┌──

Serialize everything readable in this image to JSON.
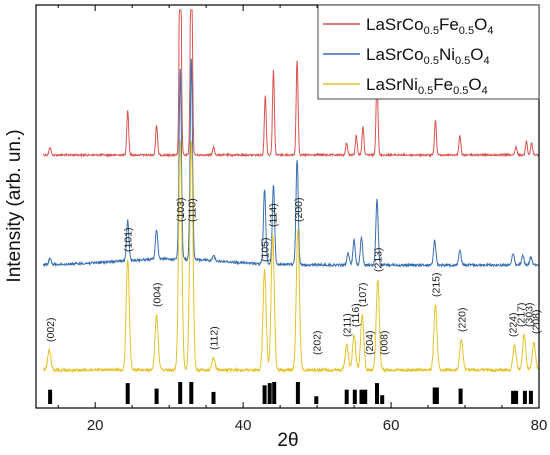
{
  "chart_data": {
    "type": "line",
    "xlabel": "2θ",
    "ylabel": "Intensity (arb. un.)",
    "xlim": [
      12,
      80
    ],
    "xticks": [
      20,
      40,
      60,
      80
    ],
    "grid": false,
    "legend": {
      "placement": "top-right",
      "entries": [
        {
          "base": "LaSrCo",
          "sub1": "0.5",
          "mid": "Fe",
          "sub2": "0.5",
          "tail": "O",
          "sub3": "4",
          "color": "#d9534f"
        },
        {
          "base": "LaSrCo",
          "sub1": "0.5",
          "mid": "Ni",
          "sub2": "0.5",
          "tail": "O",
          "sub3": "4",
          "color": "#3a6fb0"
        },
        {
          "base": "LaSrNi",
          "sub1": "0.5",
          "mid": "Fe",
          "sub2": "0.5",
          "tail": "O",
          "sub3": "4",
          "color": "#e6c229"
        }
      ]
    },
    "series": [
      {
        "name": "LaSrCo0.5Fe0.5O4",
        "color": "#d9534f",
        "peaks": [
          [
            13.9,
            8
          ],
          [
            24.4,
            45
          ],
          [
            28.3,
            30
          ],
          [
            31.5,
            270
          ],
          [
            33.0,
            260
          ],
          [
            36.0,
            8
          ],
          [
            43.0,
            60
          ],
          [
            44.1,
            85
          ],
          [
            47.3,
            95
          ],
          [
            54.0,
            12
          ],
          [
            55.3,
            20
          ],
          [
            56.2,
            28
          ],
          [
            58.1,
            80
          ],
          [
            66.0,
            35
          ],
          [
            69.3,
            20
          ],
          [
            76.9,
            8
          ],
          [
            78.3,
            14
          ],
          [
            79.0,
            12
          ]
        ]
      },
      {
        "name": "LaSrCo0.5Ni0.5O4",
        "color": "#3a6fb0",
        "peaks": [
          [
            13.9,
            6
          ],
          [
            24.4,
            40
          ],
          [
            28.3,
            30
          ],
          [
            31.5,
            190
          ],
          [
            33.0,
            200
          ],
          [
            36.0,
            6
          ],
          [
            42.9,
            75
          ],
          [
            44.1,
            80
          ],
          [
            47.3,
            105
          ],
          [
            54.2,
            12
          ],
          [
            55.0,
            25
          ],
          [
            56.0,
            28
          ],
          [
            58.1,
            65
          ],
          [
            65.9,
            25
          ],
          [
            69.3,
            15
          ],
          [
            76.5,
            12
          ],
          [
            77.8,
            10
          ],
          [
            78.9,
            8
          ]
        ]
      },
      {
        "name": "LaSrNi0.5Fe0.5O4",
        "color": "#e6c229",
        "peaks": [
          [
            13.8,
            20
          ],
          [
            24.4,
            110
          ],
          [
            28.3,
            55
          ],
          [
            31.5,
            230
          ],
          [
            33.0,
            230
          ],
          [
            36.0,
            12
          ],
          [
            42.9,
            100
          ],
          [
            44.0,
            135
          ],
          [
            47.4,
            140
          ],
          [
            54.0,
            25
          ],
          [
            55.0,
            35
          ],
          [
            56.1,
            55
          ],
          [
            58.2,
            90
          ],
          [
            66.0,
            65
          ],
          [
            69.5,
            30
          ],
          [
            76.7,
            25
          ],
          [
            78.0,
            35
          ],
          [
            79.3,
            28
          ]
        ]
      }
    ],
    "peak_labels": [
      {
        "text": "(002)",
        "x": 13.9
      },
      {
        "text": "(101)",
        "x": 24.4
      },
      {
        "text": "(004)",
        "x": 28.3
      },
      {
        "text": "(103)",
        "x": 31.5
      },
      {
        "text": "(110)",
        "x": 33.0
      },
      {
        "text": "(112)",
        "x": 36.0
      },
      {
        "text": "(105)",
        "x": 42.9
      },
      {
        "text": "(114)",
        "x": 44.0
      },
      {
        "text": "(200)",
        "x": 47.4
      },
      {
        "text": "(202)",
        "x": 49.9
      },
      {
        "text": "(211)",
        "x": 54.0
      },
      {
        "text": "(116)",
        "x": 55.1
      },
      {
        "text": "(107)",
        "x": 56.1
      },
      {
        "text": "(204)",
        "x": 57.0
      },
      {
        "text": "(213)",
        "x": 58.2
      },
      {
        "text": "(008)",
        "x": 59.0
      },
      {
        "text": "(215)",
        "x": 66.0
      },
      {
        "text": "(220)",
        "x": 69.5
      },
      {
        "text": "(224)",
        "x": 76.4
      },
      {
        "text": "(217)",
        "x": 77.5
      },
      {
        "text": "(303)",
        "x": 78.6
      },
      {
        "text": "(208)",
        "x": 79.5
      }
    ],
    "reference_lines": [
      {
        "x": 13.9,
        "v": 0.65
      },
      {
        "x": 24.4,
        "v": 0.95
      },
      {
        "x": 28.3,
        "v": 0.7
      },
      {
        "x": 31.5,
        "v": 1.0
      },
      {
        "x": 33.0,
        "v": 1.0
      },
      {
        "x": 36.0,
        "v": 0.55
      },
      {
        "x": 42.9,
        "v": 0.85
      },
      {
        "x": 43.6,
        "v": 0.95
      },
      {
        "x": 44.2,
        "v": 1.0
      },
      {
        "x": 47.4,
        "v": 1.0
      },
      {
        "x": 49.9,
        "v": 0.35
      },
      {
        "x": 54.0,
        "v": 0.65
      },
      {
        "x": 55.1,
        "v": 0.65
      },
      {
        "x": 56.0,
        "v": 0.65
      },
      {
        "x": 56.5,
        "v": 0.65
      },
      {
        "x": 58.1,
        "v": 0.95
      },
      {
        "x": 58.8,
        "v": 0.4
      },
      {
        "x": 65.9,
        "v": 0.75
      },
      {
        "x": 66.2,
        "v": 0.75
      },
      {
        "x": 69.4,
        "v": 0.7
      },
      {
        "x": 76.5,
        "v": 0.6
      },
      {
        "x": 76.9,
        "v": 0.6
      },
      {
        "x": 78.1,
        "v": 0.6
      },
      {
        "x": 78.9,
        "v": 0.6
      }
    ]
  }
}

└──

» **PROBLEM**:
List the lines of the entries that include "name".

» **CORRECT OUTPUT**:
        "name": "LaSrCo0.5Fe0.5O4",
        "name": "LaSrCo0.5Ni0.5O4",
        "name": "LaSrNi0.5Fe0.5O4",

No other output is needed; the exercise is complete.